Look through the records below and collect all lines that hold the string "icon".
---------- Data extract
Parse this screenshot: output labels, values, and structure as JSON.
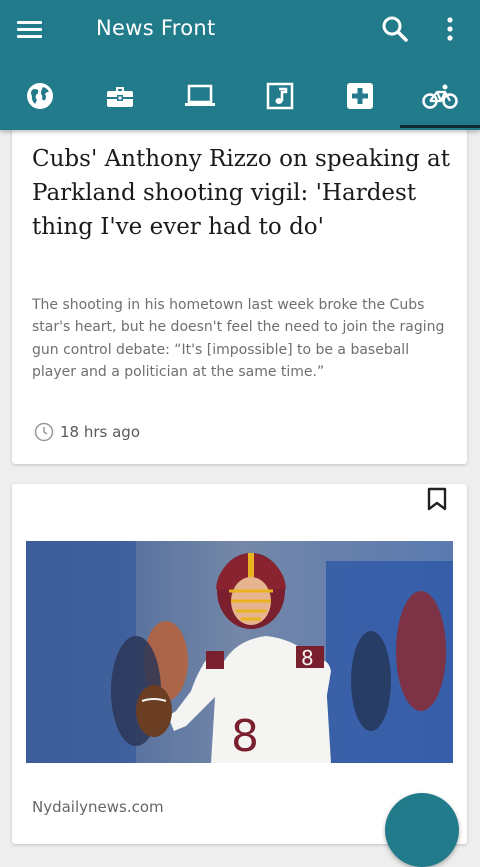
{
  "app": {
    "title": "News Front"
  },
  "toolbar": {
    "menu_icon": "menu-icon",
    "search_icon": "search-icon",
    "more_icon": "more-vert-icon"
  },
  "tabs": [
    {
      "icon": "globe-icon",
      "selected": false
    },
    {
      "icon": "briefcase-icon",
      "selected": false
    },
    {
      "icon": "laptop-icon",
      "selected": false
    },
    {
      "icon": "music-note-icon",
      "selected": false
    },
    {
      "icon": "medical-cross-icon",
      "selected": false
    },
    {
      "icon": "bicycle-icon",
      "selected": true
    }
  ],
  "articles": [
    {
      "headline": "Cubs' Anthony Rizzo on speaking at Parkland shooting vigil: 'Hardest thing I've ever had to do'",
      "summary": "The shooting in his hometown last week broke the Cubs star's heart, but he doesn't feel the need to join the raging gun control debate: “It's [impossible] to be a baseball player and a politician at the same time.”",
      "time": "18 hrs ago"
    },
    {
      "source": "Nydailynews.com",
      "image_subject": "football quarterback in burgundy and gold uniform throwing a pass",
      "jersey_number": "8"
    }
  ],
  "colors": {
    "primary": "#227b8a",
    "indicator": "#0f2a30",
    "background": "#eeeeee"
  }
}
--------------------
Full response:
    "menu_icon": "menu-icon",
    "search_icon": "search-icon",
    "more_icon": "more-vert-icon"
      "icon": "globe-icon",
      "icon": "briefcase-icon",
      "icon": "laptop-icon",
      "icon": "music-note-icon",
      "icon": "medical-cross-icon",
      "icon": "bicycle-icon",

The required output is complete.